**TASK OBJECTIVE:**
Repeat all of the records verbatim.

**A run of records:**
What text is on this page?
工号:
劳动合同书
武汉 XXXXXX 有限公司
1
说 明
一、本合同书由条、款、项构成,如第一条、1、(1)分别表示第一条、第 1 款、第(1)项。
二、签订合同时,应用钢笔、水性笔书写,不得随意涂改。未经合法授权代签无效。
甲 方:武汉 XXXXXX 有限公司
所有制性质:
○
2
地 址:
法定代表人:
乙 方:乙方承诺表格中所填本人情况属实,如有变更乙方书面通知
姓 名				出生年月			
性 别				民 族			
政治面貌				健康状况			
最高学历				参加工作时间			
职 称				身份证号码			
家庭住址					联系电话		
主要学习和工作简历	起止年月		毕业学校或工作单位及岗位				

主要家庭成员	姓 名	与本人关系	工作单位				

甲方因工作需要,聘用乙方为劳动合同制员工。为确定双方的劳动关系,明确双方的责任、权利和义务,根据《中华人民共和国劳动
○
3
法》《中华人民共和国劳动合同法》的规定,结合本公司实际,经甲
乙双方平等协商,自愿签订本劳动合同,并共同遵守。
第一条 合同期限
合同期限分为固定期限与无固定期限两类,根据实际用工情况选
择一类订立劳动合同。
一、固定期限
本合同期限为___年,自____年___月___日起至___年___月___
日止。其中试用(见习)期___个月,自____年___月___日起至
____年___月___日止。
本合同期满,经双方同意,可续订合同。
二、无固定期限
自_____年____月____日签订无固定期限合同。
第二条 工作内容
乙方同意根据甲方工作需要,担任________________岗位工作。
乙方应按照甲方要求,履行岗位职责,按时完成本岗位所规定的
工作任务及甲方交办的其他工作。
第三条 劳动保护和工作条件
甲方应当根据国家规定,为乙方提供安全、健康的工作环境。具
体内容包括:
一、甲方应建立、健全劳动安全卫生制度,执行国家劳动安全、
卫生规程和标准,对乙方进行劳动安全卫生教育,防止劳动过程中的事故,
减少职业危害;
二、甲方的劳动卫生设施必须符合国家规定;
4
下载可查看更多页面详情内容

**TASK RESULT:**
What text is on this page?
工号:
劳动合同书
武汉 XXXXXX 有限公司
1
说 明
一、本合同书由条、款、项构成,如第一条、1、(1)分别表示第一条、第 1 款、第(1)项。
二、签订合同时,应用钢笔、水性笔书写,不得随意涂改。未经合法授权代签无效。
甲 方:武汉 XXXXXX 有限公司
所有制性质:
○
2
地 址:
法定代表人:
乙 方:乙方承诺表格中所填本人情况属实,如有变更乙方书面通知
姓 名				出生年月			
性 别				民 族			
政治面貌				健康状况			
最高学历				参加工作时间			
职 称				身份证号码			
家庭住址					联系电话		
主要学习和工作简历	起止年月		毕业学校或工作单位及岗位				

主要家庭成员	姓 名	与本人关系	工作单位				

甲方因工作需要,聘用乙方为劳动合同制员工。为确定双方的劳动关系,明确双方的责任、权利和义务,根据《中华人民共和国劳动
○
3
法》《中华人民共和国劳动合同法》的规定,结合本公司实际,经甲
乙双方平等协商,自愿签订本劳动合同,并共同遵守。
第一条 合同期限
合同期限分为固定期限与无固定期限两类,根据实际用工情况选
择一类订立劳动合同。
一、固定期限
本合同期限为___年,自____年___月___日起至___年___月___
日止。其中试用(见习)期___个月,自____年___月___日起至
____年___月___日止。
本合同期满,经双方同意,可续订合同。
二、无固定期限
自_____年____月____日签订无固定期限合同。
第二条 工作内容
乙方同意根据甲方工作需要,担任________________岗位工作。
乙方应按照甲方要求,履行岗位职责,按时完成本岗位所规定的
工作任务及甲方交办的其他工作。
第三条 劳动保护和工作条件
甲方应当根据国家规定,为乙方提供安全、健康的工作环境。具
体内容包括:
一、甲方应建立、健全劳动安全卫生制度,执行国家劳动安全、
卫生规程和标准,对乙方进行劳动安全卫生教育,防止劳动过程中的事故,
减少职业危害;
二、甲方的劳动卫生设施必须符合国家规定;
4
下载可查看更多页面详情内容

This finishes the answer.